Check each line of the records below for the string "tourism", then state how many lines contain it, with no other output.

--- Start of SUPPLIED MATERIAL ---

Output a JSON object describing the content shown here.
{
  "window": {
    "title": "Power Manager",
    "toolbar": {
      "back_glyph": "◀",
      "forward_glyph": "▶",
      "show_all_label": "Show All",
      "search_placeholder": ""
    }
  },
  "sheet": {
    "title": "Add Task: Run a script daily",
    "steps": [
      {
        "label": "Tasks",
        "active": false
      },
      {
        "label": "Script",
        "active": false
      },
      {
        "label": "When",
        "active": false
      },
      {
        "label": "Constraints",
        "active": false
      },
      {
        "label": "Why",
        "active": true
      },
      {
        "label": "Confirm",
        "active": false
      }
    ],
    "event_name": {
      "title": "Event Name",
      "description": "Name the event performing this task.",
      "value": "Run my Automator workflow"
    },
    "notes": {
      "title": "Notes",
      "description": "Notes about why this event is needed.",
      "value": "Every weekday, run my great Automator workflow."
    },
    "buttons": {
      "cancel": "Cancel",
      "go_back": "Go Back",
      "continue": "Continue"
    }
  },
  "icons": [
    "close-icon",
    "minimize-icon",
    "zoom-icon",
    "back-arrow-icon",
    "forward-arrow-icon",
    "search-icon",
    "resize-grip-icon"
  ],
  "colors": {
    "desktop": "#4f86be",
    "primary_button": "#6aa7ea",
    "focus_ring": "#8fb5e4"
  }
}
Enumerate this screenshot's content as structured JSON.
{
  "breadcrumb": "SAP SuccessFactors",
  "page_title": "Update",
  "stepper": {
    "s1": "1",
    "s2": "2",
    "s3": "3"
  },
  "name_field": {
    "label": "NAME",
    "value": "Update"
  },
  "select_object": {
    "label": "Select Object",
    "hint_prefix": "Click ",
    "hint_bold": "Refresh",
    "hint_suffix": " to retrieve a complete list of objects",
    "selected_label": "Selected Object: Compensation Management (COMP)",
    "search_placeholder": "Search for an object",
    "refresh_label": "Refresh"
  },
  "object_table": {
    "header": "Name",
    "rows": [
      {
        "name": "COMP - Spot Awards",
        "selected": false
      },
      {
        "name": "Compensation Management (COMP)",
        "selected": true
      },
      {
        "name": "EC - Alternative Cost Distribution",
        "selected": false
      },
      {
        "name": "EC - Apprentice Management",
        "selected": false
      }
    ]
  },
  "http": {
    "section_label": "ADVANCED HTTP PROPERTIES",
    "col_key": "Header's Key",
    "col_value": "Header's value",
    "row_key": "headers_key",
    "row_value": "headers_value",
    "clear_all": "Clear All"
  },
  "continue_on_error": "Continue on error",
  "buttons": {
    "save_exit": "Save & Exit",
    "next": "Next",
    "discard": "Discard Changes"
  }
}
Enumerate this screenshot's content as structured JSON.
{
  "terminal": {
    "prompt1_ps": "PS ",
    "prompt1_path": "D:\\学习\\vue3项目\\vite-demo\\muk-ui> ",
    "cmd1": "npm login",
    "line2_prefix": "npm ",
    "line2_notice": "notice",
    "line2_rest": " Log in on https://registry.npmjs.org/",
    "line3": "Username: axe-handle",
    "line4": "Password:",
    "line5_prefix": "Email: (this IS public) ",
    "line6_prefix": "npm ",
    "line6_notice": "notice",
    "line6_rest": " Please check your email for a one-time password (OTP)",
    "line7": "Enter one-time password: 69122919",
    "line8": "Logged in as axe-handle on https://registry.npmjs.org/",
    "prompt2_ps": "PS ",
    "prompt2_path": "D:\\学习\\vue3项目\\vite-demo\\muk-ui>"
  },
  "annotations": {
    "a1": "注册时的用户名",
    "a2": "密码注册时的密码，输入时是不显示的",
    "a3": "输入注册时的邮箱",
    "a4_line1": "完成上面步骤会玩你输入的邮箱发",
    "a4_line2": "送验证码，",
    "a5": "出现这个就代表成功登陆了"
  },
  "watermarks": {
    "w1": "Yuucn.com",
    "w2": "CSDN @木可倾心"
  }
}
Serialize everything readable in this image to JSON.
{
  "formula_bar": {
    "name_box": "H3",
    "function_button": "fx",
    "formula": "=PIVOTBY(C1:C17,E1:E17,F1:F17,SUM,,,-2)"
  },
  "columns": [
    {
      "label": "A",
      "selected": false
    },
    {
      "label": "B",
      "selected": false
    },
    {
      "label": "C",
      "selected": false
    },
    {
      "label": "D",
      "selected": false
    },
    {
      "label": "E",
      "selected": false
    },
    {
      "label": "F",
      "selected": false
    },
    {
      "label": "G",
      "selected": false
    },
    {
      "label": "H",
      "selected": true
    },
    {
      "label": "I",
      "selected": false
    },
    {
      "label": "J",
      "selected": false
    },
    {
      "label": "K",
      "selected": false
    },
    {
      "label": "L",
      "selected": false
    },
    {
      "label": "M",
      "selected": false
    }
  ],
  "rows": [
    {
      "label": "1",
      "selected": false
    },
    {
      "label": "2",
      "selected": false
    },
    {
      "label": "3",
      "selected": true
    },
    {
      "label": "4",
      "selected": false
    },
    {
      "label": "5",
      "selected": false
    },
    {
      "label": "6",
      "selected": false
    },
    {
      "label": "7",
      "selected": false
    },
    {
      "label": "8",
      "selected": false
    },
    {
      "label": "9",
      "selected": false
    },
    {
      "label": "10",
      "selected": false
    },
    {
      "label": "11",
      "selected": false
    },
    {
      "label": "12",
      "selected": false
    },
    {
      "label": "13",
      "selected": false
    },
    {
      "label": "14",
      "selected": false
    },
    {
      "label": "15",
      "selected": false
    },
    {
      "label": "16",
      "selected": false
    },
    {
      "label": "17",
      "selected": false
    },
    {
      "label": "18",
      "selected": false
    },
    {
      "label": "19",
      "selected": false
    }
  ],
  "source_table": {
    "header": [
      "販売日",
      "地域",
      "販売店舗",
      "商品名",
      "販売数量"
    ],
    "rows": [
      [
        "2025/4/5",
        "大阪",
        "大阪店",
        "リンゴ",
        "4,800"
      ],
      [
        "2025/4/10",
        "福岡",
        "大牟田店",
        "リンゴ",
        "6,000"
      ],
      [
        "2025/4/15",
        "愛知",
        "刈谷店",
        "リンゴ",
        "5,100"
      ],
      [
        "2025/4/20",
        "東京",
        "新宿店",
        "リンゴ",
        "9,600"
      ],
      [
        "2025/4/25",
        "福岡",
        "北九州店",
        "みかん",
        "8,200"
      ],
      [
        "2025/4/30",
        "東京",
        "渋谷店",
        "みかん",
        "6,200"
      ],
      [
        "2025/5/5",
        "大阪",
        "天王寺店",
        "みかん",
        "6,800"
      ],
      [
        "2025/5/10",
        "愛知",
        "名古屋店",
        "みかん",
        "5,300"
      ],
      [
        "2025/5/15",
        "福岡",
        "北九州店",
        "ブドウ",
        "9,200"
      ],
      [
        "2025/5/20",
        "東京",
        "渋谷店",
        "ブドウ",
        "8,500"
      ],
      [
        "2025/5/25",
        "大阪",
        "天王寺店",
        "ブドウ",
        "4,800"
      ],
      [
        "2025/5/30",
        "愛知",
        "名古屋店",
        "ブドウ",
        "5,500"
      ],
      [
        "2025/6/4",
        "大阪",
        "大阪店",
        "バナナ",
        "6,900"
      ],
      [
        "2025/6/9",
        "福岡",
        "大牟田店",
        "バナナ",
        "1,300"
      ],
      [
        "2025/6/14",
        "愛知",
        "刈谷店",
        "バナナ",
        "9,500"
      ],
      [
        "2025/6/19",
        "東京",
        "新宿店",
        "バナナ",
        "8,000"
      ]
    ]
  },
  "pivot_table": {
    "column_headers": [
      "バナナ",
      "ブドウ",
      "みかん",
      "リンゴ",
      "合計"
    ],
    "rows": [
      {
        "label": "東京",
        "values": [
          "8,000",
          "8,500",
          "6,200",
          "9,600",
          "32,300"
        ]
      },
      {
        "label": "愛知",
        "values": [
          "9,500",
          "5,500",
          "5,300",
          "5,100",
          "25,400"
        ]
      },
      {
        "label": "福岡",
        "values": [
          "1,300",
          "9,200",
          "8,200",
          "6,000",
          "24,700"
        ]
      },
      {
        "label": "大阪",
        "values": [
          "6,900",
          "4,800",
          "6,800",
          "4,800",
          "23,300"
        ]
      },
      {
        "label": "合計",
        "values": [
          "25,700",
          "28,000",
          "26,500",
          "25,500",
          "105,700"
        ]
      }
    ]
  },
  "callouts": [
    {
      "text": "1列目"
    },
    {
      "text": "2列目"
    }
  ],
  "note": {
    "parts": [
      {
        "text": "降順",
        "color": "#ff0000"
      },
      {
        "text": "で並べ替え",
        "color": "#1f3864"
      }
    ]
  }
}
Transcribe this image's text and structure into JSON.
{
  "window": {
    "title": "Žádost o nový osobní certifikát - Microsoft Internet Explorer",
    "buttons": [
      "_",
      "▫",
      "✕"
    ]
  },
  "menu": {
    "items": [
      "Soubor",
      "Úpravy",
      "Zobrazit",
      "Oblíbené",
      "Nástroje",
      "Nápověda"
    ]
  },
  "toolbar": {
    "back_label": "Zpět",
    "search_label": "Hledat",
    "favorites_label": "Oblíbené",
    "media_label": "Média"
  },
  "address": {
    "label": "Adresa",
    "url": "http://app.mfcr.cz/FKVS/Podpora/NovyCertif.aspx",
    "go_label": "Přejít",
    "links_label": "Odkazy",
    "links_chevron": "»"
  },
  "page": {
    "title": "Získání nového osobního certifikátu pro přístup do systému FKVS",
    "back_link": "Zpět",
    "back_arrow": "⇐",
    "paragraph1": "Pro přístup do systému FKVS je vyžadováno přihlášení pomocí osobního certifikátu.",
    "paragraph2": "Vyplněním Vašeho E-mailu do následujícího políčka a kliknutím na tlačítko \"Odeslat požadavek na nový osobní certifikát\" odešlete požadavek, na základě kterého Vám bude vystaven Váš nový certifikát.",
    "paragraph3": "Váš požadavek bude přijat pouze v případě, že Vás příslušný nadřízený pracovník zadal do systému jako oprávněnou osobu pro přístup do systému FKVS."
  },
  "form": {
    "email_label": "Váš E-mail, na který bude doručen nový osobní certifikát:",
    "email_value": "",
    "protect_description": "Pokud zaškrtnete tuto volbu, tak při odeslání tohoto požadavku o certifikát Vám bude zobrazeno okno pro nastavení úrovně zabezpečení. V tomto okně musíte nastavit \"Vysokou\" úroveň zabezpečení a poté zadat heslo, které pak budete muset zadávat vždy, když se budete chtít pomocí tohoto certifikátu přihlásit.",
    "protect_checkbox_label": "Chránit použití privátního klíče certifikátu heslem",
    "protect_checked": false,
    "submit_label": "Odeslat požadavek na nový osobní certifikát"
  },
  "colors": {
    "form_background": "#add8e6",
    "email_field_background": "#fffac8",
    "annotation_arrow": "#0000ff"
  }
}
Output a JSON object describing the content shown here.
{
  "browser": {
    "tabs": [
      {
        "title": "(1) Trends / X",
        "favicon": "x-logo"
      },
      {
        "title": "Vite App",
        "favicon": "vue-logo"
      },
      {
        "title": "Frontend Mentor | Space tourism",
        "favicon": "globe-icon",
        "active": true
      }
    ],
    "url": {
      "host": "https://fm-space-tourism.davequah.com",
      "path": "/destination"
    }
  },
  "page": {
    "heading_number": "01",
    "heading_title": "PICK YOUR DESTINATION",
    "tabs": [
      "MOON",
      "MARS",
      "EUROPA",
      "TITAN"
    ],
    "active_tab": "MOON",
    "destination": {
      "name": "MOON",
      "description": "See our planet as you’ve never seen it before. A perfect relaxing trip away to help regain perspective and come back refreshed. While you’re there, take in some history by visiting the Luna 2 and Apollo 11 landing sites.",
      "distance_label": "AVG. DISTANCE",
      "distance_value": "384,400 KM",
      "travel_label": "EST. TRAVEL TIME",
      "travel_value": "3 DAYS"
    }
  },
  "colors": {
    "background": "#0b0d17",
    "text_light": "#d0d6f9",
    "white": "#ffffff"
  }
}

--- End of SUPPLIED MATERIAL ---

= EXPECTED OUTPUT =
2